### What this task involves
Copy the data word for word, keeping every line.

### Record set
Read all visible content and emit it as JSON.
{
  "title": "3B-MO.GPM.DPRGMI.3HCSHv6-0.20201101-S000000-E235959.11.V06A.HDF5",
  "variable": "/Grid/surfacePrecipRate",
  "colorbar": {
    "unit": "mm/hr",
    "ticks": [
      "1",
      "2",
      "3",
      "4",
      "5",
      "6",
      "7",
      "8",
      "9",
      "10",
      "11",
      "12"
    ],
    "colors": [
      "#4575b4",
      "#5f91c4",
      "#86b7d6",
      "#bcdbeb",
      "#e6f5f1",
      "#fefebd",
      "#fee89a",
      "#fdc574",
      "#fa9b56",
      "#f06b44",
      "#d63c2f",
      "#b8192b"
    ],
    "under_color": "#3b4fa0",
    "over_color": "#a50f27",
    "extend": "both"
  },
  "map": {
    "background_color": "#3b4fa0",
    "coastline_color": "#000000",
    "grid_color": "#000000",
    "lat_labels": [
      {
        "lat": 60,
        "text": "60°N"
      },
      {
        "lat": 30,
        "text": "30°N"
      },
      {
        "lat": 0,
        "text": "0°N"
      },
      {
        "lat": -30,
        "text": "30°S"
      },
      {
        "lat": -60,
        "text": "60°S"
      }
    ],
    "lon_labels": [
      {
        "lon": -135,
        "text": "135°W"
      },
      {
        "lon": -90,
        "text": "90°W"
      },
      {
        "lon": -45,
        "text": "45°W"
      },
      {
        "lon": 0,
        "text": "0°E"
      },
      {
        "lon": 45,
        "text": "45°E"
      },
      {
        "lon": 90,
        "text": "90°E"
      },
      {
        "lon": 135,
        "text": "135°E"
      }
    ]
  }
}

### Reply
Read all visible content and emit it as JSON.
{
  "title": "3B-MO.GPM.DPRGMI.3HCSHv6-0.20201101-S000000-E235959.11.V06A.HDF5",
  "variable": "/Grid/surfacePrecipRate",
  "colorbar": {
    "unit": "mm/hr",
    "ticks": [
      "1",
      "2",
      "3",
      "4",
      "5",
      "6",
      "7",
      "8",
      "9",
      "10",
      "11",
      "12"
    ],
    "colors": [
      "#4575b4",
      "#5f91c4",
      "#86b7d6",
      "#bcdbeb",
      "#e6f5f1",
      "#fefebd",
      "#fee89a",
      "#fdc574",
      "#fa9b56",
      "#f06b44",
      "#d63c2f",
      "#b8192b"
    ],
    "under_color": "#3b4fa0",
    "over_color": "#a50f27",
    "extend": "both"
  },
  "map": {
    "background_color": "#3b4fa0",
    "coastline_color": "#000000",
    "grid_color": "#000000",
    "lat_labels": [
      {
        "lat": 60,
        "text": "60°N"
      },
      {
        "lat": 30,
        "text": "30°N"
      },
      {
        "lat": 0,
        "text": "0°N"
      },
      {
        "lat": -30,
        "text": "30°S"
      },
      {
        "lat": -60,
        "text": "60°S"
      }
    ],
    "lon_labels": [
      {
        "lon": -135,
        "text": "135°W"
      },
      {
        "lon": -90,
        "text": "90°W"
      },
      {
        "lon": -45,
        "text": "45°W"
      },
      {
        "lon": 0,
        "text": "0°E"
      },
      {
        "lon": 45,
        "text": "45°E"
      },
      {
        "lon": 90,
        "text": "90°E"
      },
      {
        "lon": 135,
        "text": "135°E"
      }
    ]
  }
}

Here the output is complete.